課題概要 A.
大久保長安についての提示文で「本拠」として挙げられている地名をすべて書き出してください。

提示文.
────────────────────

幼名は藤十郎(とうじゅうろう)といい、信之丞(しんのじょう)という兄がいた。
父は大蔵太夫(おおくらだゆう)。武士ではなく、芸人であった。
大和四座の一つ・金春座の猿楽師で、諸国をめぐっていうちに甲斐に居着いたのであろう(実は芸人は仮の姿で、忍者だったという説もある)。
大久保長安 PROFILE | |
【生没年】 | 1545-1613 |
【別 名】 | 大蔵藤十郎・土屋藤十郎 ・大久保十兵衛・大久保石見守 |
【出 身】 | 甲斐国(山梨県) |
【本 拠】 | 甲斐府中(山梨県甲府市) →武蔵八王子(東京都八王子市) →武蔵江戸(東京都) →駿河府中(静岡市) |
【職 業】 | 山師・幕臣 |
【役 職】 | 代官頭(1590-1613) ・甲斐国奉行(1600-1613) ・奈良町奉行(1600-1613) ・美濃国奉行(1600-1613) ・大津町奉行(1601-1613) ・石見銀山奉行(1601-1613) ・佐渡金山奉行(1603-1613) ・伊豆金山奉行(1606-1613) |
【 父 】 | 大蔵大夫(猿楽師) |
【 兄 】 | 大蔵(土屋)信之丞 |
【 子 】 | 大久保藤十郎・藤二郎・権之助 ・運十郎・藤五郎・権六郎・藤七郎ら |
【主 君】 | 武田信玄・徳川家康・松平忠輝 |
【後 援】 | 土屋直村・大久保忠隣 |
【部 下】 | 大久保山城・宗岡佐渡・吉岡出雲 ・山村甚兵衛・米津親勝ら |
【仇 敵】 | 本多正信・彦坂元正ら |
【墓 地】 | 大安寺(新潟県佐渡市) 大安寺(島根県大田市) |
家はビンボーであった。日々の食べ物にも困っていた。

────────────────────

課題概要 B.
記録の中で"эпизодов"という文字列を含む行がいくつあるか数え、その数だけを答えてください。大文字と小文字は区別して扱います。

入力データ.

────────────────────

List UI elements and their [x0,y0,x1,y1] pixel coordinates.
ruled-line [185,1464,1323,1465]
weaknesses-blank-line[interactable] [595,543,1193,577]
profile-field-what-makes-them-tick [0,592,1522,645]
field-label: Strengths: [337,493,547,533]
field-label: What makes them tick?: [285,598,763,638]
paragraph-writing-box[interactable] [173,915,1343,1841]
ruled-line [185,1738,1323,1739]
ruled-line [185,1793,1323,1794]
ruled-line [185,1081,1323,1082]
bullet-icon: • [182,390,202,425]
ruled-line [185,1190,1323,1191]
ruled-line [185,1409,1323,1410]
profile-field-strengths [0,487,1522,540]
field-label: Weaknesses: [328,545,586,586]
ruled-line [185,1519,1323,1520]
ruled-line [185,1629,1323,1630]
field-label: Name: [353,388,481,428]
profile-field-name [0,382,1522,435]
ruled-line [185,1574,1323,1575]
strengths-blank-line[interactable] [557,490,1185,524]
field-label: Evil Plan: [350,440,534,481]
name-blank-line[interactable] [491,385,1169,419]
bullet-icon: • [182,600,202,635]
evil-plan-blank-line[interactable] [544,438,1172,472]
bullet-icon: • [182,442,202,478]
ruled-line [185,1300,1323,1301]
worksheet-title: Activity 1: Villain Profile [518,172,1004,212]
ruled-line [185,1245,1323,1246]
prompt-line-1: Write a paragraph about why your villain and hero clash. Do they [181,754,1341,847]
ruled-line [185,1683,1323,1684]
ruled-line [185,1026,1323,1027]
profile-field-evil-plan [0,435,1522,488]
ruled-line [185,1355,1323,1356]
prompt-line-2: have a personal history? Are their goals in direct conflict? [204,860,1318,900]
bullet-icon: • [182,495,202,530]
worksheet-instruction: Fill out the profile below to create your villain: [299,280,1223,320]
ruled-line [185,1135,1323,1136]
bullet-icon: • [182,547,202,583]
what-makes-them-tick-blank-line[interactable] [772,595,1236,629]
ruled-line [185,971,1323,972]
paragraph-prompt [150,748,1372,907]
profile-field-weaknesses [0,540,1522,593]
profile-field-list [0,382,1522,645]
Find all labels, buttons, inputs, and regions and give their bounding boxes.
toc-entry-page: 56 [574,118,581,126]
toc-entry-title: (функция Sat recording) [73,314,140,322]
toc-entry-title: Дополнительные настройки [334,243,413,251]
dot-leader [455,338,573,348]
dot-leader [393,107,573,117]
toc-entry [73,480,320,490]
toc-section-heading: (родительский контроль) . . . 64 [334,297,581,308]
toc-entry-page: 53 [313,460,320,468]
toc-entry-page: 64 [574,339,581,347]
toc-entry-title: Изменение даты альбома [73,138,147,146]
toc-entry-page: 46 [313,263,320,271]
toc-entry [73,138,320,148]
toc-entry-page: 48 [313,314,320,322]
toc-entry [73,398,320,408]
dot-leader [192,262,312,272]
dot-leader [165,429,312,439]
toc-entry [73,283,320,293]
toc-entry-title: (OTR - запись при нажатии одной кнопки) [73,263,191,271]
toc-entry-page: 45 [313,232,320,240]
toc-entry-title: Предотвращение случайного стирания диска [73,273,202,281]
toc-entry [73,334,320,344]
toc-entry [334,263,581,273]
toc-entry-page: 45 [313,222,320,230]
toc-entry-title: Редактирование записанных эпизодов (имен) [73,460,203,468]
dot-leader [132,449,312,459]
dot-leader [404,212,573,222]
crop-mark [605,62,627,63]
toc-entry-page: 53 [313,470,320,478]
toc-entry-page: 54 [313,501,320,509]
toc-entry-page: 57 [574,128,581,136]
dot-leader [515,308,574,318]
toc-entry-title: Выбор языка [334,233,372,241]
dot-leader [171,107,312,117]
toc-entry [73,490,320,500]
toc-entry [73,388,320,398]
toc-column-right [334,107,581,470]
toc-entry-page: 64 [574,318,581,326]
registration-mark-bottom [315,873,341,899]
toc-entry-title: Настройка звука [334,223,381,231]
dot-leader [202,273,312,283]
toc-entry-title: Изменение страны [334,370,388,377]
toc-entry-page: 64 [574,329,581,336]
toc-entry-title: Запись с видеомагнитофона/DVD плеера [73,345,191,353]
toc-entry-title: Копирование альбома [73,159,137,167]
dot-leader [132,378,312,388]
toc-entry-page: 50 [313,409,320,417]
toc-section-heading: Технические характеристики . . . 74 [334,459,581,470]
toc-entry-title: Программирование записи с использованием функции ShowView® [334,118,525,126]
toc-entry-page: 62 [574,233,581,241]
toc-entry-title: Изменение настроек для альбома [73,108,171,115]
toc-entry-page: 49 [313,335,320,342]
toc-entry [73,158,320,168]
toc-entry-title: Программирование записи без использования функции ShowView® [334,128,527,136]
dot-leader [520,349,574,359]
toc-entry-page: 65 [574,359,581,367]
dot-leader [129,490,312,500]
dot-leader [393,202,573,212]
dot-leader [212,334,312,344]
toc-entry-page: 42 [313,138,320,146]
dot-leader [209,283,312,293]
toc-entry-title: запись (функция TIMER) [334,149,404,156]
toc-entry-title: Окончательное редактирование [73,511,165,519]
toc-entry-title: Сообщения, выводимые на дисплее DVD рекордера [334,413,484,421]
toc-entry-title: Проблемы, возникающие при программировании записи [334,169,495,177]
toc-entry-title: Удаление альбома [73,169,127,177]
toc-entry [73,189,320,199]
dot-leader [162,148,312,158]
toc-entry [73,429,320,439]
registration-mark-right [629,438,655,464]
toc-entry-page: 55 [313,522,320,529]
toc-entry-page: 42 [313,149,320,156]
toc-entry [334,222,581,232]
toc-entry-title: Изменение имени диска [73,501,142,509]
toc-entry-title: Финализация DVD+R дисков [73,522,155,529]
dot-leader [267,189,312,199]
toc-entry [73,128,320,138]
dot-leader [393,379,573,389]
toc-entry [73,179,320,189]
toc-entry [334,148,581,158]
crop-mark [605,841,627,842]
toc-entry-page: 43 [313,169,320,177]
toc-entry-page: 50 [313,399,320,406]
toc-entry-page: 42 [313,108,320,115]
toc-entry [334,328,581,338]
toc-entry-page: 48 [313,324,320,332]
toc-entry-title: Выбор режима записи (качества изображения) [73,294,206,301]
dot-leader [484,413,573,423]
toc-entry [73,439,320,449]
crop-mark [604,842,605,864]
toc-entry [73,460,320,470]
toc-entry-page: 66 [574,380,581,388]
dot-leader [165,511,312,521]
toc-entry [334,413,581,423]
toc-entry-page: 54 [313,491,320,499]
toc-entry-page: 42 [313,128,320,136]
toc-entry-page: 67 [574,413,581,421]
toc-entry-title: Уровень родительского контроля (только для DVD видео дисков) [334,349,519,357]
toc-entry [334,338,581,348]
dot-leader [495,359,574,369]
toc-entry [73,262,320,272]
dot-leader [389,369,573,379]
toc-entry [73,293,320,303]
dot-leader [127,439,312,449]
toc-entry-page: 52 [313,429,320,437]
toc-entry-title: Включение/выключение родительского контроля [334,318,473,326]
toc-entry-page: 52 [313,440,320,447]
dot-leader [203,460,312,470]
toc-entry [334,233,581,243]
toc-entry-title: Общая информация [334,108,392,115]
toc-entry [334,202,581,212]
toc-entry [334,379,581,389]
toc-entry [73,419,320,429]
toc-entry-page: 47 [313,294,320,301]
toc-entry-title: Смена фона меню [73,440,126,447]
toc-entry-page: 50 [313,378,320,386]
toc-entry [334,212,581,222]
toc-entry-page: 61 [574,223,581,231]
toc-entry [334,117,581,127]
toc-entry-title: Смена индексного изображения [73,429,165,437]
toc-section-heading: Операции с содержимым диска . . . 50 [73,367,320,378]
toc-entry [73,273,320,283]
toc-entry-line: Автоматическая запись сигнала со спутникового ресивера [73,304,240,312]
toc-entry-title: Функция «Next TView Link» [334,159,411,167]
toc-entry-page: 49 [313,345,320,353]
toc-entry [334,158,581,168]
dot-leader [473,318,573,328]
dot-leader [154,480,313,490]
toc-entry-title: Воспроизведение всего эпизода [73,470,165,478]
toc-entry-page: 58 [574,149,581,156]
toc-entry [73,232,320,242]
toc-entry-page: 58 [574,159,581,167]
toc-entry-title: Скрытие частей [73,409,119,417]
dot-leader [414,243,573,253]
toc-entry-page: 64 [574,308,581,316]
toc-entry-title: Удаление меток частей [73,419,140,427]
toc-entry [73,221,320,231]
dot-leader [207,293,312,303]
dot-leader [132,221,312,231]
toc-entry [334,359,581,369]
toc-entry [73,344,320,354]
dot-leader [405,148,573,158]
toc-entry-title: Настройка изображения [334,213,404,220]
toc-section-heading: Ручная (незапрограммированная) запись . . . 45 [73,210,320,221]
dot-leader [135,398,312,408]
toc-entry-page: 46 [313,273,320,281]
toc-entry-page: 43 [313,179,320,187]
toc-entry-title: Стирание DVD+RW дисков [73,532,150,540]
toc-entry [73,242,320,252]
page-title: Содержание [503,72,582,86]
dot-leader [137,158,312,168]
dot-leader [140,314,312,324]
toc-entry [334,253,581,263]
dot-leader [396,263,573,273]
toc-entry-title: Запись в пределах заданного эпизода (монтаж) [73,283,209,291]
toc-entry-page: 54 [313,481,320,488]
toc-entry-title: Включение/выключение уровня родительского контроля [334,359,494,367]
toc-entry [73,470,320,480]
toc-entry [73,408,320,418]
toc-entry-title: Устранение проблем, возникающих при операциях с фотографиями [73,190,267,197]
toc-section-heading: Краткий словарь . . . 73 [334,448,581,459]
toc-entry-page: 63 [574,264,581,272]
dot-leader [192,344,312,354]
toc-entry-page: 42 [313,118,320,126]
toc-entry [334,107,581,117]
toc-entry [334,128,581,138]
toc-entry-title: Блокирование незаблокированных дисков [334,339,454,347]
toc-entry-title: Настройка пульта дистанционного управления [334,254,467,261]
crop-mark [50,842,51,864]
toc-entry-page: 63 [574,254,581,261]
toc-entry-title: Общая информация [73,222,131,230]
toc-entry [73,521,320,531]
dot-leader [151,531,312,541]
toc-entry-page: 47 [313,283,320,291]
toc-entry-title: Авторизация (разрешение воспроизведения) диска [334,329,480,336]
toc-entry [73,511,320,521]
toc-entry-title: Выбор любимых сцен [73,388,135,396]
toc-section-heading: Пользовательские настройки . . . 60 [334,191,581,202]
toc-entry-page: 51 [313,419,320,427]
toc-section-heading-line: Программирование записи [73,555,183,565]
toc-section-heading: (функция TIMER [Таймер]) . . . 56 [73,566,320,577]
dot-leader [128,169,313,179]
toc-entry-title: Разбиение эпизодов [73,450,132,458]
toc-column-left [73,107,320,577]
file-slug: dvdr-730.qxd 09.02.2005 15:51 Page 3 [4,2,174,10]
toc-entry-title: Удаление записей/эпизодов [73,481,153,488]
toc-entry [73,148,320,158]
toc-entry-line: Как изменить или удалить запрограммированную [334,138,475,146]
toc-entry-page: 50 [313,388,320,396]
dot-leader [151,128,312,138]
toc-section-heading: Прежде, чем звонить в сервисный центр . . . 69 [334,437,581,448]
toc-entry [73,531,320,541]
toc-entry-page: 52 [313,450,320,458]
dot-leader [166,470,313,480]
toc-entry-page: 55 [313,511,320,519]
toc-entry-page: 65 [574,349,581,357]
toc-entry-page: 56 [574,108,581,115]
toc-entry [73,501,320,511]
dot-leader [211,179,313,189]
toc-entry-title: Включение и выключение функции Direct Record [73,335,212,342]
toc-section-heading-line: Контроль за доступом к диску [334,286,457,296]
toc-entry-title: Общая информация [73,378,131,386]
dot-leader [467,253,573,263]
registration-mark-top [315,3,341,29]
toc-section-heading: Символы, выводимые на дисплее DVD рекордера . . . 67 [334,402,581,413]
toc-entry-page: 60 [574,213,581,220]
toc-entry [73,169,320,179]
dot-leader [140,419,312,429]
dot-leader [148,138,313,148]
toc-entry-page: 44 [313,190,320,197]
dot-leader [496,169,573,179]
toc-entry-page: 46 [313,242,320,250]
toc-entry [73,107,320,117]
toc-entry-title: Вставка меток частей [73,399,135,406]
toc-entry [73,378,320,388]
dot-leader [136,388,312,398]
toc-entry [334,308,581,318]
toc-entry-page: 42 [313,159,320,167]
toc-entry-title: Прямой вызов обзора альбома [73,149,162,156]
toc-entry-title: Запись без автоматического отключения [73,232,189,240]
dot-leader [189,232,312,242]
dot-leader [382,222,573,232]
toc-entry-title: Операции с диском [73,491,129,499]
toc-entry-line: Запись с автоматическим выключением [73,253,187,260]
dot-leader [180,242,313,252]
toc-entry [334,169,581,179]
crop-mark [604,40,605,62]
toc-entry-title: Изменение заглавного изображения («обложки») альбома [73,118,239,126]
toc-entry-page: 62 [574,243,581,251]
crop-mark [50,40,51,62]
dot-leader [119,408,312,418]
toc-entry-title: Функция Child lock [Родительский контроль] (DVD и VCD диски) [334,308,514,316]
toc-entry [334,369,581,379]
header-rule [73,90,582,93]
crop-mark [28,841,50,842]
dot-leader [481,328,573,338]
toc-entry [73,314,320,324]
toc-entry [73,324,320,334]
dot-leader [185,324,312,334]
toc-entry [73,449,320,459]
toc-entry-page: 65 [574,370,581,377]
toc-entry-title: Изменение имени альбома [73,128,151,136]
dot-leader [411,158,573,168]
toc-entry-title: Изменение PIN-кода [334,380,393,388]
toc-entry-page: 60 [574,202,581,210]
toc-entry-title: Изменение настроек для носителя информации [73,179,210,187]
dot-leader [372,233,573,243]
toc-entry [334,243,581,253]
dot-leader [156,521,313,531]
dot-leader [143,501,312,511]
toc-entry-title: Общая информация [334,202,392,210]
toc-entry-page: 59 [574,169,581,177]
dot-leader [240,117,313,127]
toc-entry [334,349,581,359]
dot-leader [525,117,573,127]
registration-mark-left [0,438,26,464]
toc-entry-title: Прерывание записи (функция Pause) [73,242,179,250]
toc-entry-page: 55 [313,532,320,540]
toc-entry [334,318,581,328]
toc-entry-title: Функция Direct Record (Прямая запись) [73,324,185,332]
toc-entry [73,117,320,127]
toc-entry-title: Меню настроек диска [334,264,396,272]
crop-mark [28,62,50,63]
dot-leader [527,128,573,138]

────────────────────

解答 A.
- 甲斐府中(山梨県甲府市)
- 武蔵八王子(東京都八王子市)
- 武蔵江戸(東京都)
- 駿河府中(静岡市)

解答 B.
3